> WHAT IS REQUIRED: Only the number is needed: how many lines contain the word "JSON"?

::: EXERCISE MATERIAL :::

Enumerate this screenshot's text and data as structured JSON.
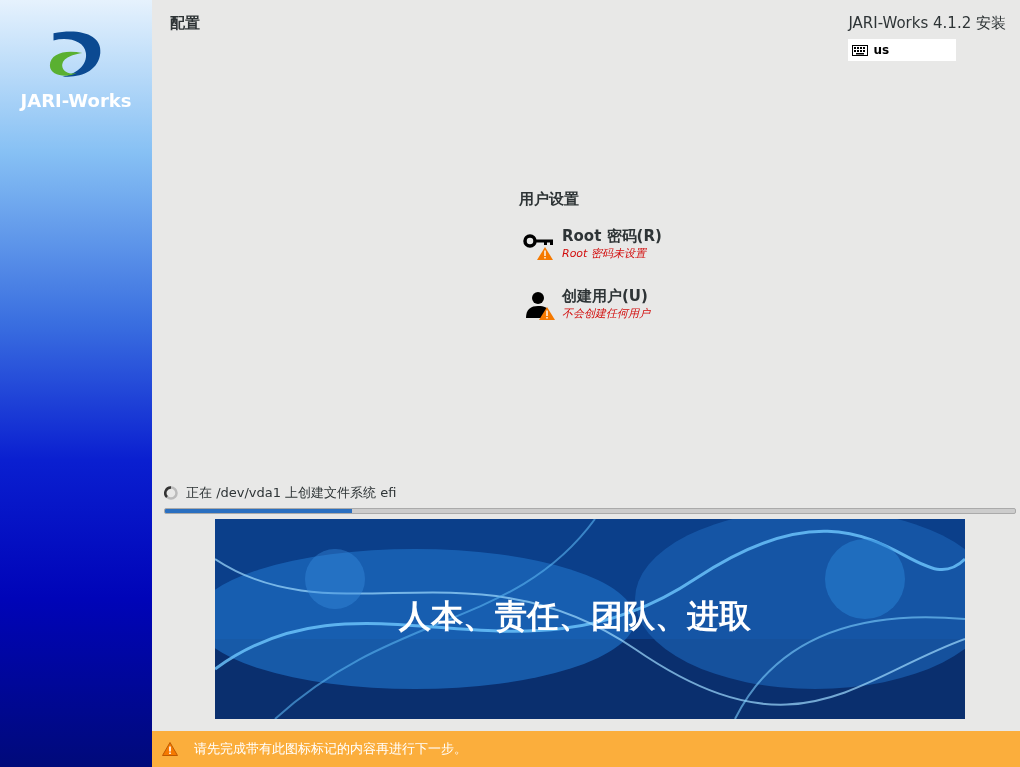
{
  "sidebar": {
    "logo_text": "JARI-Works"
  },
  "header": {
    "title": "配置",
    "product": "JARI-Works 4.1.2 安装",
    "keyboard_layout": "us"
  },
  "hub": {
    "heading": "用户设置",
    "spokes": [
      {
        "kind": "key",
        "title": "Root 密码(R)",
        "status": "Root 密码未设置",
        "warning": true
      },
      {
        "kind": "user",
        "title": "创建用户(U)",
        "status": "不会创建任何用户",
        "warning": true
      }
    ]
  },
  "progress": {
    "message": "正在 /dev/vda1 上创建文件系统 efi",
    "level": 0.22
  },
  "banner": {
    "kind": "picture",
    "caption": "人本、责任、团队、进取"
  },
  "warning_bar": {
    "message": "请先完成带有此图标标记的内容再进行下一步。"
  }
}
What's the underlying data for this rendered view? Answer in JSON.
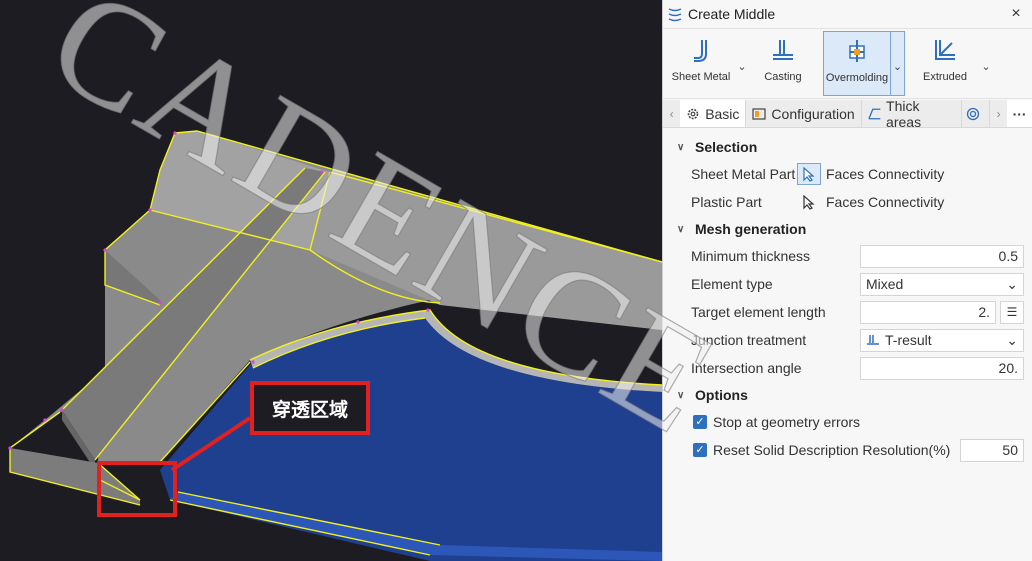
{
  "viewport": {
    "callout_text": "穿透区域"
  },
  "watermark": {
    "text": "CADENCE"
  },
  "panel": {
    "title": "Create Middle",
    "close_icon": "×",
    "tools": [
      {
        "label": "Sheet Metal",
        "icon": "sheet-metal-icon"
      },
      {
        "label": "Casting",
        "icon": "casting-icon"
      },
      {
        "label": "Overmolding",
        "icon": "overmolding-icon",
        "active": true
      },
      {
        "label": "Extruded",
        "icon": "extruded-icon"
      }
    ],
    "tabs": [
      {
        "label": "Basic",
        "icon": "gear-icon",
        "active": true
      },
      {
        "label": "Configuration",
        "icon": "configuration-icon"
      },
      {
        "label": "Thick areas",
        "icon": "thick-areas-icon"
      }
    ],
    "sections": {
      "selection": {
        "title": "Selection",
        "sheet_metal_label": "Sheet Metal Part",
        "sheet_metal_value": "Faces Connectivity",
        "plastic_label": "Plastic Part",
        "plastic_value": "Faces Connectivity"
      },
      "mesh": {
        "title": "Mesh generation",
        "min_thickness_label": "Minimum thickness",
        "min_thickness_value": "0.5",
        "element_type_label": "Element type",
        "element_type_value": "Mixed",
        "target_length_label": "Target element length",
        "target_length_value": "2.",
        "junction_label": "Junction treatment",
        "junction_value": "T-result",
        "intersection_label": "Intersection angle",
        "intersection_value": "20."
      },
      "options": {
        "title": "Options",
        "stop_label": "Stop at geometry errors",
        "stop_checked": true,
        "reset_label": "Reset Solid Description Resolution(%)",
        "reset_checked": true,
        "reset_value": "50"
      }
    }
  },
  "colors": {
    "viewport_bg": "#1c1c22",
    "part_gray": "#8e8e8e",
    "plastic_blue": "#1f3f8f",
    "edge_yellow": "#f0f020",
    "highlight_red": "#e0211f",
    "accent_blue": "#2f6fbf"
  }
}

:::

> EXERCISE ANSWER: 2